TASK MATERIAL:
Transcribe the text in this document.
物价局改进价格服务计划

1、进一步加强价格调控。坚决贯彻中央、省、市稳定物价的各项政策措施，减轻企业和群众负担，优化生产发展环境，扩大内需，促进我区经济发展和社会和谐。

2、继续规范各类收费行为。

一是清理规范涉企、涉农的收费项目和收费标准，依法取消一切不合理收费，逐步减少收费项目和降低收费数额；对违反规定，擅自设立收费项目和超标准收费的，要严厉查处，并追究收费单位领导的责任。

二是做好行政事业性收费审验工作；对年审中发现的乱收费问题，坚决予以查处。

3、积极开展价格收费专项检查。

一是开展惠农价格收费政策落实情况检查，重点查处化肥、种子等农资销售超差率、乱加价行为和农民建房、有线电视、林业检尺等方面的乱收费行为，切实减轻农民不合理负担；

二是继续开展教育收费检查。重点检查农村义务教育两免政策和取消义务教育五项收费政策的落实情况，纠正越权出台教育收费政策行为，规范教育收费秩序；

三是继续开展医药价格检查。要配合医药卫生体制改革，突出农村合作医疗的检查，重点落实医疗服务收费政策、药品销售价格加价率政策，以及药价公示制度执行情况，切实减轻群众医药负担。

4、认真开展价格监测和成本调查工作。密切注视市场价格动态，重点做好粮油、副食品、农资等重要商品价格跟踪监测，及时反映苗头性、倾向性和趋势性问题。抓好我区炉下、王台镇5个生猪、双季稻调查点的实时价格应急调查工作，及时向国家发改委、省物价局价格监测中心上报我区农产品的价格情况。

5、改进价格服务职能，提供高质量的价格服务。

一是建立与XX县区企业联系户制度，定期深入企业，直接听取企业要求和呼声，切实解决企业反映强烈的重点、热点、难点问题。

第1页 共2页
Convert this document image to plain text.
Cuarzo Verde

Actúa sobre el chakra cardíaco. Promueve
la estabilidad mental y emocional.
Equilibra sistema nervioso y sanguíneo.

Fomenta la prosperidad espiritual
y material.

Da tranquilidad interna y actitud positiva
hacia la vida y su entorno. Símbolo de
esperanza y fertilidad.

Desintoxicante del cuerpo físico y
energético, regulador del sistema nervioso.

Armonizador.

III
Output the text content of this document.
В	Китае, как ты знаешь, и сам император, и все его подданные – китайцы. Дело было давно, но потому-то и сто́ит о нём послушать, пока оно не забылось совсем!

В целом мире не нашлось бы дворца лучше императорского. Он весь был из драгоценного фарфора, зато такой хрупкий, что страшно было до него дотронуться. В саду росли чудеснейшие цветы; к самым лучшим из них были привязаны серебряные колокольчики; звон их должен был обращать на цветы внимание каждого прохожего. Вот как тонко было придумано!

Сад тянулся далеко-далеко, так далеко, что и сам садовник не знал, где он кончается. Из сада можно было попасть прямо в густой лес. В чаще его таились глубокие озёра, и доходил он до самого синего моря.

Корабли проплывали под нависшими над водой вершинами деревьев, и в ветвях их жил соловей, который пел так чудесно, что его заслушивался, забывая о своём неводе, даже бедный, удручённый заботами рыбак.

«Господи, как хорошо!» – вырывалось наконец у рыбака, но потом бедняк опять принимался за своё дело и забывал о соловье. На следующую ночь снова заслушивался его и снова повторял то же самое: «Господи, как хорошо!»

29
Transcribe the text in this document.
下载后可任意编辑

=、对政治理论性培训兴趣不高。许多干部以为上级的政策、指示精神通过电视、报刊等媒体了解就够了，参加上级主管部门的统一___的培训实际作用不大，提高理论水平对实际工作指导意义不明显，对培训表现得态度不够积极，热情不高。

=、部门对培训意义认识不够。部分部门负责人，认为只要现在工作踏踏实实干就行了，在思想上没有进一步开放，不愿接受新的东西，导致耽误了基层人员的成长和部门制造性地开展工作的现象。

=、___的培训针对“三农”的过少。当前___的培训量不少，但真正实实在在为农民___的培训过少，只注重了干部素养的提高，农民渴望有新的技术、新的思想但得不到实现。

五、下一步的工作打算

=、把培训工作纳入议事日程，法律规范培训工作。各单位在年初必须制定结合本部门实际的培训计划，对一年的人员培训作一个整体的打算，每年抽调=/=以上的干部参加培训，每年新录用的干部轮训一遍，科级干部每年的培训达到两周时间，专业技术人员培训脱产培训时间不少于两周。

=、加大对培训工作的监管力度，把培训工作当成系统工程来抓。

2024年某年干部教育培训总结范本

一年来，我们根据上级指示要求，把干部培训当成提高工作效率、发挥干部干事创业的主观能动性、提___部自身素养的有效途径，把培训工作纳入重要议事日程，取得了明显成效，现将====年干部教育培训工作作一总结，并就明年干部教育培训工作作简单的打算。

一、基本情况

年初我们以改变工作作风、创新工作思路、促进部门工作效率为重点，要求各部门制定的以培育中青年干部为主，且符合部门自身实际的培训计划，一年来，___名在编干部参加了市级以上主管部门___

INSTRUCTIONS TO FOLLOW: Extract all lines from the data in which "document" is found.

SOLVED PROBLEM:
Transcribe the text in this document.
Convert this document image to plain text.
Output the text content of this document.
Transcribe the text in this document.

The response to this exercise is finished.